Your goal: Where a line in the listing contains the string "structured", copy that line out.

Source material:

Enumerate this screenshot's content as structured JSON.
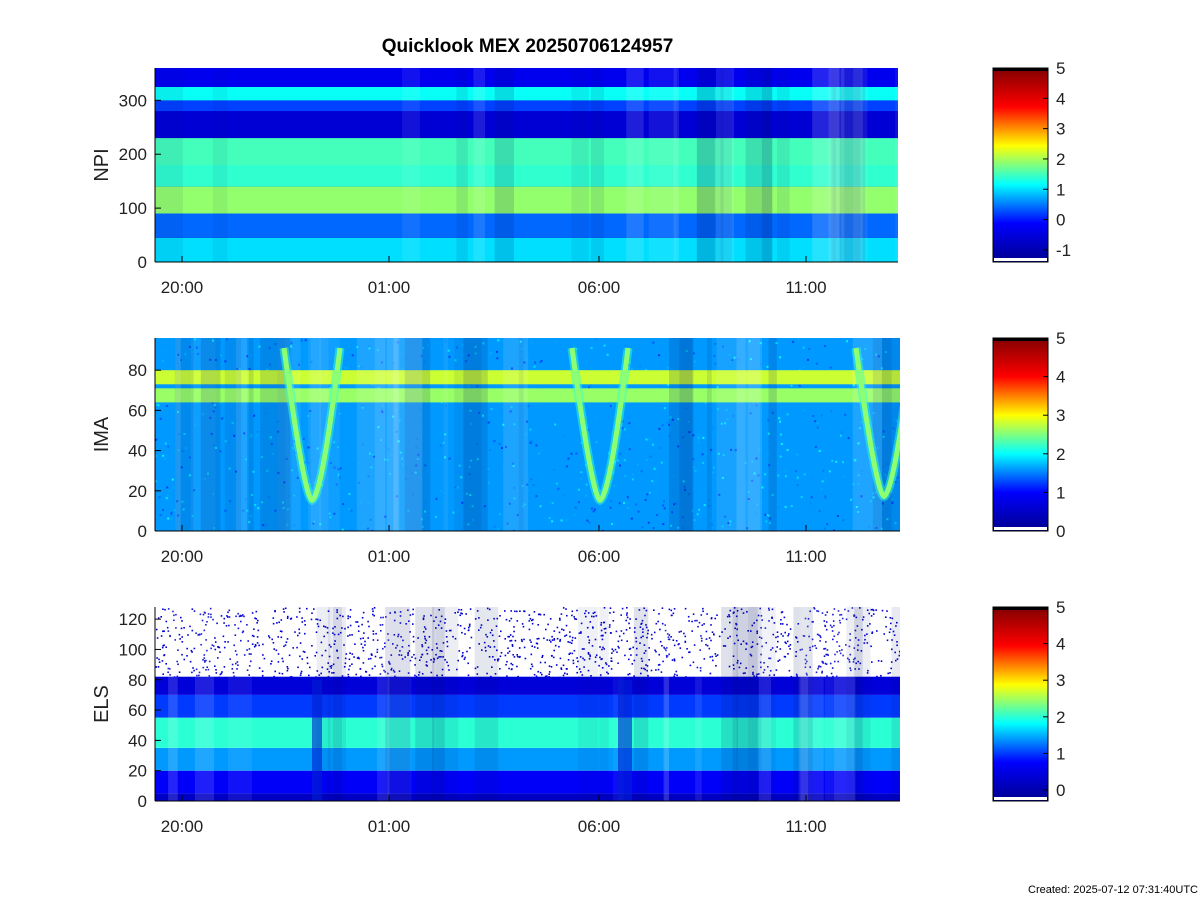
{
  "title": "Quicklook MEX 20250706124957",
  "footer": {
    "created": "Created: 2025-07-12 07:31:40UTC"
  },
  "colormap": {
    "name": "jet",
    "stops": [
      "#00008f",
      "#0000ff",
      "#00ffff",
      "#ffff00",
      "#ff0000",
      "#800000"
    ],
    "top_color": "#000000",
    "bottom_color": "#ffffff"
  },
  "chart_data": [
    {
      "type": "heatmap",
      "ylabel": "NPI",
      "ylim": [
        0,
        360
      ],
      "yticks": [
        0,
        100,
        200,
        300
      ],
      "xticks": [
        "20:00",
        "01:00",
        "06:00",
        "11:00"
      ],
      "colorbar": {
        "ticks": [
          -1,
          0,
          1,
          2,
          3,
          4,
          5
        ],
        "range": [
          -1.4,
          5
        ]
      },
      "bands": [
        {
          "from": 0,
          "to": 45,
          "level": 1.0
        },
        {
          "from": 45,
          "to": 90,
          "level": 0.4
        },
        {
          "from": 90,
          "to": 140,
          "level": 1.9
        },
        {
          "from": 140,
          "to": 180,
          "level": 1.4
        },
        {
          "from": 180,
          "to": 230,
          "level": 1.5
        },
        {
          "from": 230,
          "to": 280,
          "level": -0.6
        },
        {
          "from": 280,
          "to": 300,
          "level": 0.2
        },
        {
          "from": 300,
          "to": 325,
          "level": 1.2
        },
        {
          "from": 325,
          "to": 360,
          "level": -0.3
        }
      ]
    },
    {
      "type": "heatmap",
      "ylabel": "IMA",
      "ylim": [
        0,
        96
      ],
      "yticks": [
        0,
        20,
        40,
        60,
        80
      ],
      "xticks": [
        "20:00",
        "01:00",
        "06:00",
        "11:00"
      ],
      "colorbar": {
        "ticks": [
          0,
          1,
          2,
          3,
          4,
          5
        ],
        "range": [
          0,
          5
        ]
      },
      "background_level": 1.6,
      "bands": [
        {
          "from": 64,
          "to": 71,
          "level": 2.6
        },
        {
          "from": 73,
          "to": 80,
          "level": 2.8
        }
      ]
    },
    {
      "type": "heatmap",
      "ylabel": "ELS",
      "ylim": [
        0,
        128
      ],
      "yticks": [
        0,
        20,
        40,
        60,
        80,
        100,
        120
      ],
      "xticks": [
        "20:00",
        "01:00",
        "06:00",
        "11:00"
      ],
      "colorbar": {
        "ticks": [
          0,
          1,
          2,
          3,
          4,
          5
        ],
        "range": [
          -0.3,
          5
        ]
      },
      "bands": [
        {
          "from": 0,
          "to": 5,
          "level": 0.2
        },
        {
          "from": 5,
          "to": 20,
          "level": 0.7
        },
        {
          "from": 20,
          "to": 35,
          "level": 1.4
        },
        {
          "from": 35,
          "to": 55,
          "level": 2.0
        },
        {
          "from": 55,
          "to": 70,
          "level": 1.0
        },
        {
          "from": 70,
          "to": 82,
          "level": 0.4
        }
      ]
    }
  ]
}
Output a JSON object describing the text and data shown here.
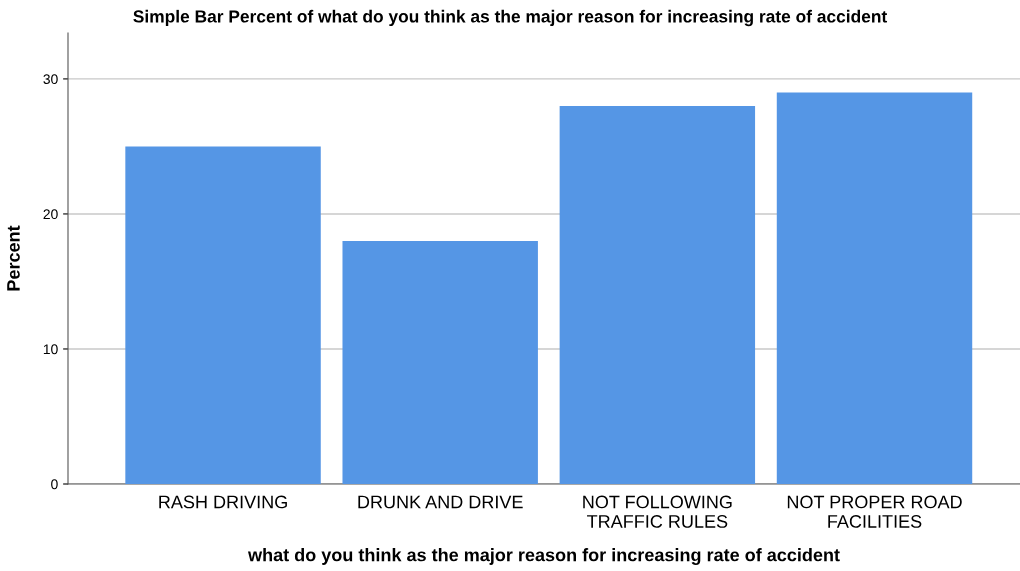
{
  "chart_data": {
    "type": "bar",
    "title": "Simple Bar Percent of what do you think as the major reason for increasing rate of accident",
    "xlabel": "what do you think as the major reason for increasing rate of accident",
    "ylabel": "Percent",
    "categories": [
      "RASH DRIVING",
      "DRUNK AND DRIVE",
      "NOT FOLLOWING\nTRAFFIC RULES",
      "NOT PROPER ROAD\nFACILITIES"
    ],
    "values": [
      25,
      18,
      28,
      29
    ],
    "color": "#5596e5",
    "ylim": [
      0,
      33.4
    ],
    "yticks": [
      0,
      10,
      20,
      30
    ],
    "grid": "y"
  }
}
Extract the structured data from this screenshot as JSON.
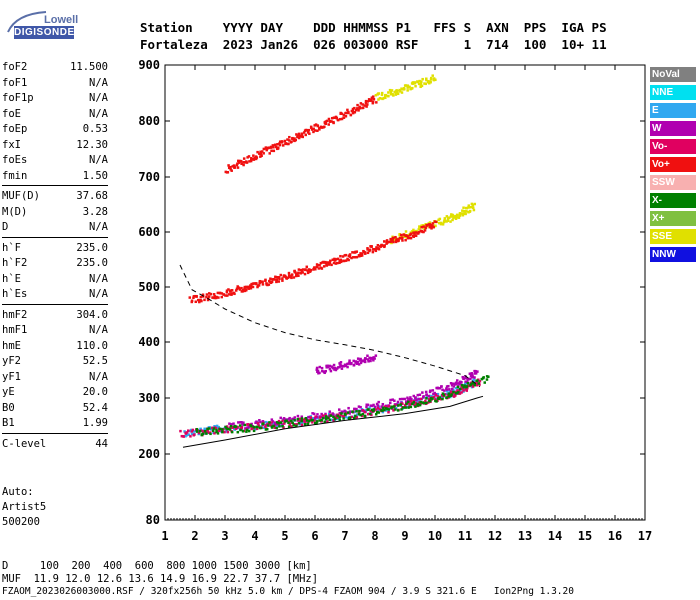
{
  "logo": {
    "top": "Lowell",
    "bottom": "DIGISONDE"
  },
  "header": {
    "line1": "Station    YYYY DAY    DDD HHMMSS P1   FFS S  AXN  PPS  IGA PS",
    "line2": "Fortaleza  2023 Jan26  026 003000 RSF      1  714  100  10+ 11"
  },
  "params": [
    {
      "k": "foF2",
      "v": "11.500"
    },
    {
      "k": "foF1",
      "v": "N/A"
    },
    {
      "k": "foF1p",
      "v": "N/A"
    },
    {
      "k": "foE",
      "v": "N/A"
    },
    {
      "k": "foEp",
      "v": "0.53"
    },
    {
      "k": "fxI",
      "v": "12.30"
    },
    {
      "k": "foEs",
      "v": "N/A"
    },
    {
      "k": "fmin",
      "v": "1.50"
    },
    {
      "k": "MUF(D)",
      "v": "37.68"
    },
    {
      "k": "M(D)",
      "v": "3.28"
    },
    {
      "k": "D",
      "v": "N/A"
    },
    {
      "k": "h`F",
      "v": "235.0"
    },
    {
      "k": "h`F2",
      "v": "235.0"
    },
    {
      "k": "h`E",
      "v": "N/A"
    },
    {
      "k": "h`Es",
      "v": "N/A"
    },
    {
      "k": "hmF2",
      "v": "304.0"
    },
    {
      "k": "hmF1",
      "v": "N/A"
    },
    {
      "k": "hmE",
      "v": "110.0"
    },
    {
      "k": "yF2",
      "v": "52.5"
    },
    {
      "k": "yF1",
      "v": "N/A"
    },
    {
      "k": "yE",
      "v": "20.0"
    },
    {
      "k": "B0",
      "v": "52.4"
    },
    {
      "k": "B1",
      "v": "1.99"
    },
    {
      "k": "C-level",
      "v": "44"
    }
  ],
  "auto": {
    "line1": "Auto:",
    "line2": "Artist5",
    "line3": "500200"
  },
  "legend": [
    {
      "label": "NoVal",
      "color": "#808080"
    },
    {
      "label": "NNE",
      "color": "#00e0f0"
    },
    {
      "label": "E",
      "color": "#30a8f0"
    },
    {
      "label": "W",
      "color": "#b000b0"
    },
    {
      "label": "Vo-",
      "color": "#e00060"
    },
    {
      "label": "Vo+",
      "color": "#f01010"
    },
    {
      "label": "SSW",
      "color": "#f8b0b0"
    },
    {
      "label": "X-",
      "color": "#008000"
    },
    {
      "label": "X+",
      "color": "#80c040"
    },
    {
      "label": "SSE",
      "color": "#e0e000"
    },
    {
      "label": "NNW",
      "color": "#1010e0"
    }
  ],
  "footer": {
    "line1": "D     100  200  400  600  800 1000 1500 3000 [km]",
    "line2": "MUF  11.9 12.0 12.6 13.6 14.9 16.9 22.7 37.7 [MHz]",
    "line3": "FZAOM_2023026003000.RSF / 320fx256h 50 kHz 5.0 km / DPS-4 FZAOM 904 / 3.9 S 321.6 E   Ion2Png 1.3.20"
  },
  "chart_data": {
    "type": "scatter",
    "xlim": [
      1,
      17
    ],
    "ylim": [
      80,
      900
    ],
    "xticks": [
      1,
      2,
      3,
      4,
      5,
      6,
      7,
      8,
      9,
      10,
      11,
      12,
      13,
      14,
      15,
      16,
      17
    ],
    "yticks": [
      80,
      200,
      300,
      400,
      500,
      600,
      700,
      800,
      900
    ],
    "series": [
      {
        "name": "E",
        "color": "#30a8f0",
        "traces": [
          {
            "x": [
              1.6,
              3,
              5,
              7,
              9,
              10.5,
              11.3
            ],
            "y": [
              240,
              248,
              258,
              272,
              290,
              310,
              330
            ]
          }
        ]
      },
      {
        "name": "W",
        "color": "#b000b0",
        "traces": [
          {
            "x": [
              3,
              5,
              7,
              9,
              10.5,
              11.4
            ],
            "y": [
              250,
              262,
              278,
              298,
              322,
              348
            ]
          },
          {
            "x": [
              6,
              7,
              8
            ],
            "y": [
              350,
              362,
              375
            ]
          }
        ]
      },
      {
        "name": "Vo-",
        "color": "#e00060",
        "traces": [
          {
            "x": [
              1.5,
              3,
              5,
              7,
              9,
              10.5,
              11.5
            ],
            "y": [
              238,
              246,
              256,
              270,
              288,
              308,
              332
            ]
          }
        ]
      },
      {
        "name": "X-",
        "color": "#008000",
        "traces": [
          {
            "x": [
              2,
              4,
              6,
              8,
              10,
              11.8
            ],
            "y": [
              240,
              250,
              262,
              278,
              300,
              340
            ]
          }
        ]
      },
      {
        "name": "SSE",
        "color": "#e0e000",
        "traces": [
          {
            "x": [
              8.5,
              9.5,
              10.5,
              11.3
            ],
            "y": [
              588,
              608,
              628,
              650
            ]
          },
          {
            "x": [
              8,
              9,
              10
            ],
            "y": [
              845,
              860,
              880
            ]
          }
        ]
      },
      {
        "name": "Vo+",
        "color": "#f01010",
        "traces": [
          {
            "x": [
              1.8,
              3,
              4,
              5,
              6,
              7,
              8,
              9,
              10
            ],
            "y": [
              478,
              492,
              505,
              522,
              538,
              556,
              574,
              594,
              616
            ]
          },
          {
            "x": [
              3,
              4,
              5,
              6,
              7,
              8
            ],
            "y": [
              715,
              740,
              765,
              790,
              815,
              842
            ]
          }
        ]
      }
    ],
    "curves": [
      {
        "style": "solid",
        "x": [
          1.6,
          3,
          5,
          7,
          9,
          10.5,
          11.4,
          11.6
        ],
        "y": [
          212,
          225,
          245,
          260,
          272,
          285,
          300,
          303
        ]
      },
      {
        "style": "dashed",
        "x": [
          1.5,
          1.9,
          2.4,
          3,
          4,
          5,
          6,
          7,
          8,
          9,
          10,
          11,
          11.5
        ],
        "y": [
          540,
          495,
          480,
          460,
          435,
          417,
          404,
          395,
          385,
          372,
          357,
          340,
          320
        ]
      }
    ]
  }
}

Final result:
Enumerate this screenshot's content as structured JSON.
Extract the structured data from this screenshot as JSON.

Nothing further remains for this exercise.